** start of MATERIAL FOR THIS TASK **

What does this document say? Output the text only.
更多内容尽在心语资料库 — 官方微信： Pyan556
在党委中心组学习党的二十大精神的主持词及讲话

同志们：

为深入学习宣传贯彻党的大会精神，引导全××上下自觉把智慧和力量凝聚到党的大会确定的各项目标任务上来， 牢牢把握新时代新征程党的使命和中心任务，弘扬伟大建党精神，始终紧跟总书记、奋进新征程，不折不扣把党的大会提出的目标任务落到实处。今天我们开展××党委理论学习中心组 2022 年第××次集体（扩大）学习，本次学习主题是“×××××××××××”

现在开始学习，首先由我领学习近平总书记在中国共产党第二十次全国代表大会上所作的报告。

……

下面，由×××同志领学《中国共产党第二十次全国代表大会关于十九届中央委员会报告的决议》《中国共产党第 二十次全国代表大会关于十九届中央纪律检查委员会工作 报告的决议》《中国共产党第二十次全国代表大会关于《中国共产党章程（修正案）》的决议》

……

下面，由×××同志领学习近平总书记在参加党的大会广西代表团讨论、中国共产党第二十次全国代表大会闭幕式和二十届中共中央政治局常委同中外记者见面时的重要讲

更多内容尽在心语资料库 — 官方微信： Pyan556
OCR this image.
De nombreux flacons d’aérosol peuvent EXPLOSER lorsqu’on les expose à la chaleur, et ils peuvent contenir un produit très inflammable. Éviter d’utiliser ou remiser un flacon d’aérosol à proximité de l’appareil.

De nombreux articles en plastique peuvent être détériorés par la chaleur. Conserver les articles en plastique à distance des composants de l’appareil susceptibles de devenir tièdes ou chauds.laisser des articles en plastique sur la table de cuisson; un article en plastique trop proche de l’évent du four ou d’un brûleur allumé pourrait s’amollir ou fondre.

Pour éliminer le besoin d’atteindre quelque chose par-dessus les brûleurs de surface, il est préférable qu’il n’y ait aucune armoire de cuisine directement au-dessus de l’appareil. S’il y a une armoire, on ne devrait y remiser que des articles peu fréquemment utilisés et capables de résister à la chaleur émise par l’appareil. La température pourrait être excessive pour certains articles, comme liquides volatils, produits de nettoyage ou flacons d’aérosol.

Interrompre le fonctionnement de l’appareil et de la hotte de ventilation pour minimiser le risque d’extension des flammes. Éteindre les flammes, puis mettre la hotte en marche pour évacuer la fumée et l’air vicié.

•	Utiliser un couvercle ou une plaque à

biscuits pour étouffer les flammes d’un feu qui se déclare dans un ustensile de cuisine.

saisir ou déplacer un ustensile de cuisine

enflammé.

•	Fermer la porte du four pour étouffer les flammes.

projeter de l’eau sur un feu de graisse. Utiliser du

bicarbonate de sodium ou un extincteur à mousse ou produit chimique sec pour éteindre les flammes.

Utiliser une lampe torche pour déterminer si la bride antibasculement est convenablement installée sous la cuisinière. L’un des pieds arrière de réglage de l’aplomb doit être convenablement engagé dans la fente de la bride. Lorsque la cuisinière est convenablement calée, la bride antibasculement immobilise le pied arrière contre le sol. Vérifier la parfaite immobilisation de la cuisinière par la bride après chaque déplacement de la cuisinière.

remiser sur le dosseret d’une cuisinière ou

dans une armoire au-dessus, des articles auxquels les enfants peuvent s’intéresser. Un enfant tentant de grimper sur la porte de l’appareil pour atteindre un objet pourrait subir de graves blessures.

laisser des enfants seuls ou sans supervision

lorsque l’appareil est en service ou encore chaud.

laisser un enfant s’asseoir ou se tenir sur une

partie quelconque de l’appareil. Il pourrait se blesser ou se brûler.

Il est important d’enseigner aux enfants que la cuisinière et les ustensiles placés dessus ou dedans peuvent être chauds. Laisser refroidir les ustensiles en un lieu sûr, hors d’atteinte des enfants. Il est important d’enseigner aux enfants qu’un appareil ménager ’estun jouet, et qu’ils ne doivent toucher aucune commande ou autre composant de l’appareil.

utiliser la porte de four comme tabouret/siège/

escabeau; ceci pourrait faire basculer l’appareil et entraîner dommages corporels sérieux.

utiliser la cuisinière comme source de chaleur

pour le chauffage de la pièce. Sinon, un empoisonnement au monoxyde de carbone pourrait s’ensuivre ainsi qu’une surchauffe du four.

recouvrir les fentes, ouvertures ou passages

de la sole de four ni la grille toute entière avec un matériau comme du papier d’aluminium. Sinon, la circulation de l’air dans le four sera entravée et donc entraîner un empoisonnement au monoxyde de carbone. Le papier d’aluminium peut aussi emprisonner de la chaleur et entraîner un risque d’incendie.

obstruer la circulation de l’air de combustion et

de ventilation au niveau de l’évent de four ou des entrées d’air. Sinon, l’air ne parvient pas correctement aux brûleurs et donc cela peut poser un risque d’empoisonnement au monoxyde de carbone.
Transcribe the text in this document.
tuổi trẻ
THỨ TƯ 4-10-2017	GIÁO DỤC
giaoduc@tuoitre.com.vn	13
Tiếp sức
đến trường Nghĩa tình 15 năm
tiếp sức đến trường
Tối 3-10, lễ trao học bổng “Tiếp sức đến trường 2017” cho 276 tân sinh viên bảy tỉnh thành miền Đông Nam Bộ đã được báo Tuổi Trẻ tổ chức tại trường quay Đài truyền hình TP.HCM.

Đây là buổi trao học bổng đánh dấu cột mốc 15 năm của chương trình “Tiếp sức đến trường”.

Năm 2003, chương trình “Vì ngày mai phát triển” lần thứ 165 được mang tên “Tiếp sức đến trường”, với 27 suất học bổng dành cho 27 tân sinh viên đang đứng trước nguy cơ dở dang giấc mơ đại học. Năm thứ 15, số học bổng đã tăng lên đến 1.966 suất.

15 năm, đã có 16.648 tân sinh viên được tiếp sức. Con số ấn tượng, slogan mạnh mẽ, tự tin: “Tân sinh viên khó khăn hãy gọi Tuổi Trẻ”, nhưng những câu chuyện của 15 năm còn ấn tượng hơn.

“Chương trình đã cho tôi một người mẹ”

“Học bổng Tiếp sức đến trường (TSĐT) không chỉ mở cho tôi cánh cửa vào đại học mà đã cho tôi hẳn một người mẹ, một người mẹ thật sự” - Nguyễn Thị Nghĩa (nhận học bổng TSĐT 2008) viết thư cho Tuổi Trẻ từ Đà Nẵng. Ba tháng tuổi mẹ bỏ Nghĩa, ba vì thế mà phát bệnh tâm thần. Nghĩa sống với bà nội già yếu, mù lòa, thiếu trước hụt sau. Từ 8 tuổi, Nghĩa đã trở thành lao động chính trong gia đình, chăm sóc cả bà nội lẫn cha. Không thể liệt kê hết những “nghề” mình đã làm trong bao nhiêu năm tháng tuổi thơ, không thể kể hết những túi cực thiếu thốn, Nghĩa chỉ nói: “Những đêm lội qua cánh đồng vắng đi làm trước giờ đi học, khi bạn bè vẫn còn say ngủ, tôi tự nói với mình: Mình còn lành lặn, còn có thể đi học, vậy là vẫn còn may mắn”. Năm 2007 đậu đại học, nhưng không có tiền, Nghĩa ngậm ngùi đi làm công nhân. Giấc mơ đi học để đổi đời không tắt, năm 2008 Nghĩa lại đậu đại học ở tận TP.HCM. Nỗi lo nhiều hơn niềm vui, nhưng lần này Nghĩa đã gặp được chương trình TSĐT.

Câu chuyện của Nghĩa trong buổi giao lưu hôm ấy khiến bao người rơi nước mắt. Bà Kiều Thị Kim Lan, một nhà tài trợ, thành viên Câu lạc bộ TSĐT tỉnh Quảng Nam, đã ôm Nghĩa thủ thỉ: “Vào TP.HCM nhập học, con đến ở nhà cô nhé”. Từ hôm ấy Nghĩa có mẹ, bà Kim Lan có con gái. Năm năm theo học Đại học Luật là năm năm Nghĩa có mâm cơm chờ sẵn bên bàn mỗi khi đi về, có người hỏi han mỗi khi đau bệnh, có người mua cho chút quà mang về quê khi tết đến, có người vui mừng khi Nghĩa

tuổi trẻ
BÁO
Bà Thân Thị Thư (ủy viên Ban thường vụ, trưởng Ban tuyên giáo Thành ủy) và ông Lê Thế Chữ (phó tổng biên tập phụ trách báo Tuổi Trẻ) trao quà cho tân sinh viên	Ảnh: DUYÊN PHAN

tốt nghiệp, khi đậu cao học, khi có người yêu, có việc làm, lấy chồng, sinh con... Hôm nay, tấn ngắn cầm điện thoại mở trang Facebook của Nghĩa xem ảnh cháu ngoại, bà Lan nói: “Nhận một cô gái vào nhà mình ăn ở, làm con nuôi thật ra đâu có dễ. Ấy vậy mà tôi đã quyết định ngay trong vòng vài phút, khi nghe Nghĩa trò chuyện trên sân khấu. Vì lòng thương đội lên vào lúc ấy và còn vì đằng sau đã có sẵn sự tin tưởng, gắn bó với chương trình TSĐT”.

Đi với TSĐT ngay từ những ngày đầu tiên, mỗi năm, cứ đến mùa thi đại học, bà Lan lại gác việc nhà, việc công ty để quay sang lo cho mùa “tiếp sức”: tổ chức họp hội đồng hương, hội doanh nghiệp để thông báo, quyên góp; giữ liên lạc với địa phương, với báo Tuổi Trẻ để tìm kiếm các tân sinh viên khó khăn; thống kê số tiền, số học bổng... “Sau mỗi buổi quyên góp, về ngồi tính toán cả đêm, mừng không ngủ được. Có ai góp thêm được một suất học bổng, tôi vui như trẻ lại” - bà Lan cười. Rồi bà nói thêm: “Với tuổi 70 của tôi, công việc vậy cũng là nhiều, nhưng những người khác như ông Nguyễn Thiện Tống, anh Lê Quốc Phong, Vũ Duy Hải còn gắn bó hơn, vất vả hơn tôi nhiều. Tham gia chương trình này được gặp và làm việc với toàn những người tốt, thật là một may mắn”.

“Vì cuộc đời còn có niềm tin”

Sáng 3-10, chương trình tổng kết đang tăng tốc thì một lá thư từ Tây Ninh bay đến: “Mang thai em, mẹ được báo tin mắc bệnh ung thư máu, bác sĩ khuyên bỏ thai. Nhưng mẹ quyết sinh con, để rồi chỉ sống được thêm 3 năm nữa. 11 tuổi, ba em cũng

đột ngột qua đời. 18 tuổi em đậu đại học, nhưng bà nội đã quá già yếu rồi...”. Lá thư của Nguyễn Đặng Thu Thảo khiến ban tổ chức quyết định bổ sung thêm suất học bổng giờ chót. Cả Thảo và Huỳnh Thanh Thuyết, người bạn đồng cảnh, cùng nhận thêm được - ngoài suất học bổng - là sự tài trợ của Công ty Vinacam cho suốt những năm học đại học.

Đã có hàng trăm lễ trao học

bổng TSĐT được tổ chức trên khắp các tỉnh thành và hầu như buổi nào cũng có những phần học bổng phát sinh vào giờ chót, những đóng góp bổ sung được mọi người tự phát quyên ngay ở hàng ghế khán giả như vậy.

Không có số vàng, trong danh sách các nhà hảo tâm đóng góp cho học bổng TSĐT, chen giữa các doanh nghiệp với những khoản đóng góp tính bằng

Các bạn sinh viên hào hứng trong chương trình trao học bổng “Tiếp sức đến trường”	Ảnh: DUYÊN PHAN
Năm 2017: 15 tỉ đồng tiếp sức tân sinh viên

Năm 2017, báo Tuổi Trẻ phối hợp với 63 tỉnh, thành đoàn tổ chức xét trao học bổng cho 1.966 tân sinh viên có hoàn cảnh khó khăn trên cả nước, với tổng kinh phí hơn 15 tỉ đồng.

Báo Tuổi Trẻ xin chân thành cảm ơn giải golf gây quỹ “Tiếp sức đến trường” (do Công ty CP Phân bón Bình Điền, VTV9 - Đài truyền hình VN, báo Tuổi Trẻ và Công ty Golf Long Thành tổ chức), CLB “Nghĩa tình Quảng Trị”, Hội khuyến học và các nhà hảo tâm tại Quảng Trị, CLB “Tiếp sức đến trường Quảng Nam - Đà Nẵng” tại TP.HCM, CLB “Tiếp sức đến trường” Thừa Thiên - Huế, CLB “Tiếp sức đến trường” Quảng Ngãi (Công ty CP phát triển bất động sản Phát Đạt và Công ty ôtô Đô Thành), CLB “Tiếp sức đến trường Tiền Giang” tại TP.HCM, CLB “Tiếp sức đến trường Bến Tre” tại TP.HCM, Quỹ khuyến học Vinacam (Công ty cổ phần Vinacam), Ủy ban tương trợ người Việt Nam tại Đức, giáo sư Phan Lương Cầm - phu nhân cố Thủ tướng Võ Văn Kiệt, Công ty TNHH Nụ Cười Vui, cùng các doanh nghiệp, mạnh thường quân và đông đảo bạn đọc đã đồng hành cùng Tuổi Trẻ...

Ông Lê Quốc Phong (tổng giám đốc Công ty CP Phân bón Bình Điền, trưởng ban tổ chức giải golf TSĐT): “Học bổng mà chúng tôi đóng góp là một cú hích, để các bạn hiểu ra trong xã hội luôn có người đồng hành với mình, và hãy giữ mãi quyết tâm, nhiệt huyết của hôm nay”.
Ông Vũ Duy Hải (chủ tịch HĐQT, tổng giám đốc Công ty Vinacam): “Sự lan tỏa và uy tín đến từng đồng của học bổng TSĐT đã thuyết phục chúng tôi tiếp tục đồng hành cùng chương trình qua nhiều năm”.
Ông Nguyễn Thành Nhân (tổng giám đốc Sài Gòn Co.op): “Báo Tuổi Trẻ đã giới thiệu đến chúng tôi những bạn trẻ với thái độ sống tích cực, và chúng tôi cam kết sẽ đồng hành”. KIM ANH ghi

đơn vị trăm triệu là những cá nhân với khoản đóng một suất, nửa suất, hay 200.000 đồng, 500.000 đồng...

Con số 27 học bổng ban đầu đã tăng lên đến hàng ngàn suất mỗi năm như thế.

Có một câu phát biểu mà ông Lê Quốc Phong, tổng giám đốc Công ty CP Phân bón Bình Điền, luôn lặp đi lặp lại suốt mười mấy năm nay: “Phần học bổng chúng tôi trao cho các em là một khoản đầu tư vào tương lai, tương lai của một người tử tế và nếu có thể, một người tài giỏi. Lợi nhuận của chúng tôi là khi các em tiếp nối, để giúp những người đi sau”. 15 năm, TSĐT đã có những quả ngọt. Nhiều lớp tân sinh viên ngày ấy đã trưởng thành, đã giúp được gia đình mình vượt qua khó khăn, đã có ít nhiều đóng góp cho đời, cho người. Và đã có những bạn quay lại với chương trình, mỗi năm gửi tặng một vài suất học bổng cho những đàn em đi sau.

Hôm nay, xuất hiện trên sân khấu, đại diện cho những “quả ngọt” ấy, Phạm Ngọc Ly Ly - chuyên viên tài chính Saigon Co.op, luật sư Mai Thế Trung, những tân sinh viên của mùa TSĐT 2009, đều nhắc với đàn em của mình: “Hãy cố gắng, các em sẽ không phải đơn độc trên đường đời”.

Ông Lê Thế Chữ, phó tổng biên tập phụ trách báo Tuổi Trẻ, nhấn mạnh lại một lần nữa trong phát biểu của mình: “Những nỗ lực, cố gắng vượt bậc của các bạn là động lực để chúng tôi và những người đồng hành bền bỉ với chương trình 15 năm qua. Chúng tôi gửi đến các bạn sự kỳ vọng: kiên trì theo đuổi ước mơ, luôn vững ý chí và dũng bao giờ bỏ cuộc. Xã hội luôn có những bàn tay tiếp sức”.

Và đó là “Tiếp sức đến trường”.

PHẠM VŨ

** end of MATERIAL FOR THIS TASK **

> AIM OF THE EXERCISE
Using the material above, copy every line in which the string "trăm" occurs.

> RESPONSE
Đã có hàng trăm lễ trao học
đơn vị trăm triệu là những cá nhân với khoản đóng một suất, nửa suất, hay 200.000 đồng, 500.000 đồng...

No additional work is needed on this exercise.